## [Stored data]
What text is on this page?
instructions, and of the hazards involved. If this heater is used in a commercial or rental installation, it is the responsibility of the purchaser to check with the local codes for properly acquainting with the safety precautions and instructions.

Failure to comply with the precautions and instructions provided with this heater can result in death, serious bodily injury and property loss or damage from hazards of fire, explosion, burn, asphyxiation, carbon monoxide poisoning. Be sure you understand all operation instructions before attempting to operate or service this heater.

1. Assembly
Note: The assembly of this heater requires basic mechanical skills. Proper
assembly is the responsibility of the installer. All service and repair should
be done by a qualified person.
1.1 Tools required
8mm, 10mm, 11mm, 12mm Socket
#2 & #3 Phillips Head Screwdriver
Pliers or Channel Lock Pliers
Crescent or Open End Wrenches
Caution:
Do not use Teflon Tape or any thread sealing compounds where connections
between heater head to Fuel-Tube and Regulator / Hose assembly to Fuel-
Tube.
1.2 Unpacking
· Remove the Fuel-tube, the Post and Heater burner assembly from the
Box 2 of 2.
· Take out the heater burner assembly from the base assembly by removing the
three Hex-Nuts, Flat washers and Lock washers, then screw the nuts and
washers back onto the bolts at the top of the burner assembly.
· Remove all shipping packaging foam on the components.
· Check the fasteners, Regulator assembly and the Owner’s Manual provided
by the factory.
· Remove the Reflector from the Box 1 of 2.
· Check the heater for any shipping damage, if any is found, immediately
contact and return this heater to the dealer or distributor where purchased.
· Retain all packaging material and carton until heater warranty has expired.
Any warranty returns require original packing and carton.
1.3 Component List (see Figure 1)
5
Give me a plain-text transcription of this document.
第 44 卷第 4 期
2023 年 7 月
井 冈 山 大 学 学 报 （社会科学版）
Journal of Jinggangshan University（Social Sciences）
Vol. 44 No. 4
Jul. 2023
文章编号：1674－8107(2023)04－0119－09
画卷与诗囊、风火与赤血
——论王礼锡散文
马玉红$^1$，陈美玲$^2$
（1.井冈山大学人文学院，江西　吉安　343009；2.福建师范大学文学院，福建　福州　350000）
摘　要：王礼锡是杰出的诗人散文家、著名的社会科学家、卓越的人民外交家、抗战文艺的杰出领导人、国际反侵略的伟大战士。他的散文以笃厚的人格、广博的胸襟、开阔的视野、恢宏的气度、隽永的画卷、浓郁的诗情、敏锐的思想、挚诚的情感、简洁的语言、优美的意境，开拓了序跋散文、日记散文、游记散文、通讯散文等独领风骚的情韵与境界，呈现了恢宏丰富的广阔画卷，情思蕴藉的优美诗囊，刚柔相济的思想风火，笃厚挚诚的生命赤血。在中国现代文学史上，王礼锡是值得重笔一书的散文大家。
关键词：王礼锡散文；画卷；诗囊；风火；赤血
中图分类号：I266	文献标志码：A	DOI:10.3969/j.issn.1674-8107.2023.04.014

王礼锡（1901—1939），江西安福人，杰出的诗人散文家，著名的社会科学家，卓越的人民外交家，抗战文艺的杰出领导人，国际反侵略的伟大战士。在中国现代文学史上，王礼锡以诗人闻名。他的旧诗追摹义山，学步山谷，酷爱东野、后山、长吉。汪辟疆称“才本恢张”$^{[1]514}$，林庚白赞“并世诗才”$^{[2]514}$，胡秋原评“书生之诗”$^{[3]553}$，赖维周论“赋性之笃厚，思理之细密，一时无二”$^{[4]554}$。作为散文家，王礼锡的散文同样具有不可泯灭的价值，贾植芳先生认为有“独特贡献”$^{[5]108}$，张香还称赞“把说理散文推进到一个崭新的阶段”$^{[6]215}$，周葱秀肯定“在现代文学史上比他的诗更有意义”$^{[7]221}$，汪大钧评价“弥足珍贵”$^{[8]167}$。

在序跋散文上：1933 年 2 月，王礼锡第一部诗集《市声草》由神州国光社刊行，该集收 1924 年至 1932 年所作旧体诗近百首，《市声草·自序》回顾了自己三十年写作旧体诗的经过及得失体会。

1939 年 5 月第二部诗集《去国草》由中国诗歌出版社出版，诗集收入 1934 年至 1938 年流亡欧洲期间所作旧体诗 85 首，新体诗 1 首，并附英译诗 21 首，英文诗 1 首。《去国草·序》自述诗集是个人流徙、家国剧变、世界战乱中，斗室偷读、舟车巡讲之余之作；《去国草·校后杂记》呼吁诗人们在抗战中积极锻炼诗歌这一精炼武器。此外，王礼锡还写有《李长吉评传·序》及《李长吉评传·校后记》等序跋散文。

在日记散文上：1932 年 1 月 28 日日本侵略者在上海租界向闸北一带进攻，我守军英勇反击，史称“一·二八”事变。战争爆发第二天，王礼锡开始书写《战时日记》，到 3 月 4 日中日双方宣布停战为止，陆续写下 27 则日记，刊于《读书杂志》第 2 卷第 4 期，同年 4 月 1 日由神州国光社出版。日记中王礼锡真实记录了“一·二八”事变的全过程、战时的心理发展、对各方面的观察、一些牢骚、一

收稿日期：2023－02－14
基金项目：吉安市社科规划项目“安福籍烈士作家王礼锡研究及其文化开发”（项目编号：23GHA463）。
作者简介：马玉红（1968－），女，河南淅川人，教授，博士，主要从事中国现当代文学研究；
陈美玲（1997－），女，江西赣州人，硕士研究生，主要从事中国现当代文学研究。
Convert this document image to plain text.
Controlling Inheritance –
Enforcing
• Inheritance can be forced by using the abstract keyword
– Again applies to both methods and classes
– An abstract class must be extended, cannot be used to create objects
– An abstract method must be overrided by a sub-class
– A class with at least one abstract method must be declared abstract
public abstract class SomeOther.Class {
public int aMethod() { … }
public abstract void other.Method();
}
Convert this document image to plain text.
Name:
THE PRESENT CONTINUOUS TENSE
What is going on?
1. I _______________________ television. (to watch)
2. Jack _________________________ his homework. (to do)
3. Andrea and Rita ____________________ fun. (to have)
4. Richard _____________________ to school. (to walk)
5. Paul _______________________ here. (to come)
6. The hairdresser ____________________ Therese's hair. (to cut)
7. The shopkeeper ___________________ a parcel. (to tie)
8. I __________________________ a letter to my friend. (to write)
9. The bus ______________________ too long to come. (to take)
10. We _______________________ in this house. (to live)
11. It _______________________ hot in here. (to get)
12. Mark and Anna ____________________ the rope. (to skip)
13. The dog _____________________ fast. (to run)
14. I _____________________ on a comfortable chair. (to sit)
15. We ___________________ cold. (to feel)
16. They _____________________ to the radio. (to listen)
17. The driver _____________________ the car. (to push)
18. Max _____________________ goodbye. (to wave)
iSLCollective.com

## [Written task]
Reproduce the listing above verbatim, from first line to last.

## [Result for this exercise]
What text is on this page?
instructions, and of the hazards involved. If this heater is used in a commercial or rental installation, it is the responsibility of the purchaser to check with the local codes for properly acquainting with the safety precautions and instructions.

Failure to comply with the precautions and instructions provided with this heater can result in death, serious bodily injury and property loss or damage from hazards of fire, explosion, burn, asphyxiation, carbon monoxide poisoning. Be sure you understand all operation instructions before attempting to operate or service this heater.

1. Assembly
Note: The assembly of this heater requires basic mechanical skills. Proper
assembly is the responsibility of the installer. All service and repair should
be done by a qualified person.
1.1 Tools required
8mm, 10mm, 11mm, 12mm Socket
#2 & #3 Phillips Head Screwdriver
Pliers or Channel Lock Pliers
Crescent or Open End Wrenches
Caution:
Do not use Teflon Tape or any thread sealing compounds where connections
between heater head to Fuel-Tube and Regulator / Hose assembly to Fuel-
Tube.
1.2 Unpacking
· Remove the Fuel-tube, the Post and Heater burner assembly from the
Box 2 of 2.
· Take out the heater burner assembly from the base assembly by removing the
three Hex-Nuts, Flat washers and Lock washers, then screw the nuts and
washers back onto the bolts at the top of the burner assembly.
· Remove all shipping packaging foam on the components.
· Check the fasteners, Regulator assembly and the Owner’s Manual provided
by the factory.
· Remove the Reflector from the Box 1 of 2.
· Check the heater for any shipping damage, if any is found, immediately
contact and return this heater to the dealer or distributor where purchased.
· Retain all packaging material and carton until heater warranty has expired.
Any warranty returns require original packing and carton.
1.3 Component List (see Figure 1)
5
Give me a plain-text transcription of this document.
第 44 卷第 4 期
2023 年 7 月
井 冈 山 大 学 学 报 （社会科学版）
Journal of Jinggangshan University（Social Sciences）
Vol. 44 No. 4
Jul. 2023
文章编号：1674－8107(2023)04－0119－09
画卷与诗囊、风火与赤血
——论王礼锡散文
马玉红$^1$，陈美玲$^2$
（1.井冈山大学人文学院，江西　吉安　343009；2.福建师范大学文学院，福建　福州　350000）
摘　要：王礼锡是杰出的诗人散文家、著名的社会科学家、卓越的人民外交家、抗战文艺的杰出领导人、国际反侵略的伟大战士。他的散文以笃厚的人格、广博的胸襟、开阔的视野、恢宏的气度、隽永的画卷、浓郁的诗情、敏锐的思想、挚诚的情感、简洁的语言、优美的意境，开拓了序跋散文、日记散文、游记散文、通讯散文等独领风骚的情韵与境界，呈现了恢宏丰富的广阔画卷，情思蕴藉的优美诗囊，刚柔相济的思想风火，笃厚挚诚的生命赤血。在中国现代文学史上，王礼锡是值得重笔一书的散文大家。
关键词：王礼锡散文；画卷；诗囊；风火；赤血
中图分类号：I266	文献标志码：A	DOI:10.3969/j.issn.1674-8107.2023.04.014

王礼锡（1901—1939），江西安福人，杰出的诗人散文家，著名的社会科学家，卓越的人民外交家，抗战文艺的杰出领导人，国际反侵略的伟大战士。在中国现代文学史上，王礼锡以诗人闻名。他的旧诗追摹义山，学步山谷，酷爱东野、后山、长吉。汪辟疆称“才本恢张”$^{[1]514}$，林庚白赞“并世诗才”$^{[2]514}$，胡秋原评“书生之诗”$^{[3]553}$，赖维周论“赋性之笃厚，思理之细密，一时无二”$^{[4]554}$。作为散文家，王礼锡的散文同样具有不可泯灭的价值，贾植芳先生认为有“独特贡献”$^{[5]108}$，张香还称赞“把说理散文推进到一个崭新的阶段”$^{[6]215}$，周葱秀肯定“在现代文学史上比他的诗更有意义”$^{[7]221}$，汪大钧评价“弥足珍贵”$^{[8]167}$。

在序跋散文上：1933 年 2 月，王礼锡第一部诗集《市声草》由神州国光社刊行，该集收 1924 年至 1932 年所作旧体诗近百首，《市声草·自序》回顾了自己三十年写作旧体诗的经过及得失体会。

1939 年 5 月第二部诗集《去国草》由中国诗歌出版社出版，诗集收入 1934 年至 1938 年流亡欧洲期间所作旧体诗 85 首，新体诗 1 首，并附英译诗 21 首，英文诗 1 首。《去国草·序》自述诗集是个人流徙、家国剧变、世界战乱中，斗室偷读、舟车巡讲之余之作；《去国草·校后杂记》呼吁诗人们在抗战中积极锻炼诗歌这一精炼武器。此外，王礼锡还写有《李长吉评传·序》及《李长吉评传·校后记》等序跋散文。

在日记散文上：1932 年 1 月 28 日日本侵略者在上海租界向闸北一带进攻，我守军英勇反击，史称“一·二八”事变。战争爆发第二天，王礼锡开始书写《战时日记》，到 3 月 4 日中日双方宣布停战为止，陆续写下 27 则日记，刊于《读书杂志》第 2 卷第 4 期，同年 4 月 1 日由神州国光社出版。日记中王礼锡真实记录了“一·二八”事变的全过程、战时的心理发展、对各方面的观察、一些牢骚、一

收稿日期：2023－02－14
基金项目：吉安市社科规划项目“安福籍烈士作家王礼锡研究及其文化开发”（项目编号：23GHA463）。
作者简介：马玉红（1968－），女，河南淅川人，教授，博士，主要从事中国现当代文学研究；
陈美玲（1997－），女，江西赣州人，硕士研究生，主要从事中国现当代文学研究。
Convert this document image to plain text.
Controlling Inheritance –
Enforcing
• Inheritance can be forced by using the abstract keyword
– Again applies to both methods and classes
– An abstract class must be extended, cannot be used to create objects
– An abstract method must be overrided by a sub-class
– A class with at least one abstract method must be declared abstract
public abstract class SomeOther.Class {
public int aMethod() { … }
public abstract void other.Method();
}
Convert this document image to plain text.
Name:
THE PRESENT CONTINUOUS TENSE
What is going on?
1. I _______________________ television. (to watch)
2. Jack _________________________ his homework. (to do)
3. Andrea and Rita ____________________ fun. (to have)
4. Richard _____________________ to school. (to walk)
5. Paul _______________________ here. (to come)
6. The hairdresser ____________________ Therese's hair. (to cut)
7. The shopkeeper ___________________ a parcel. (to tie)
8. I __________________________ a letter to my friend. (to write)
9. The bus ______________________ too long to come. (to take)
10. We _______________________ in this house. (to live)
11. It _______________________ hot in here. (to get)
12. Mark and Anna ____________________ the rope. (to skip)
13. The dog _____________________ fast. (to run)
14. I _____________________ on a comfortable chair. (to sit)
15. We ___________________ cold. (to feel)
16. They _____________________ to the radio. (to listen)
17. The driver _____________________ the car. (to push)
18. Max _____________________ goodbye. (to wave)
iSLCollective.com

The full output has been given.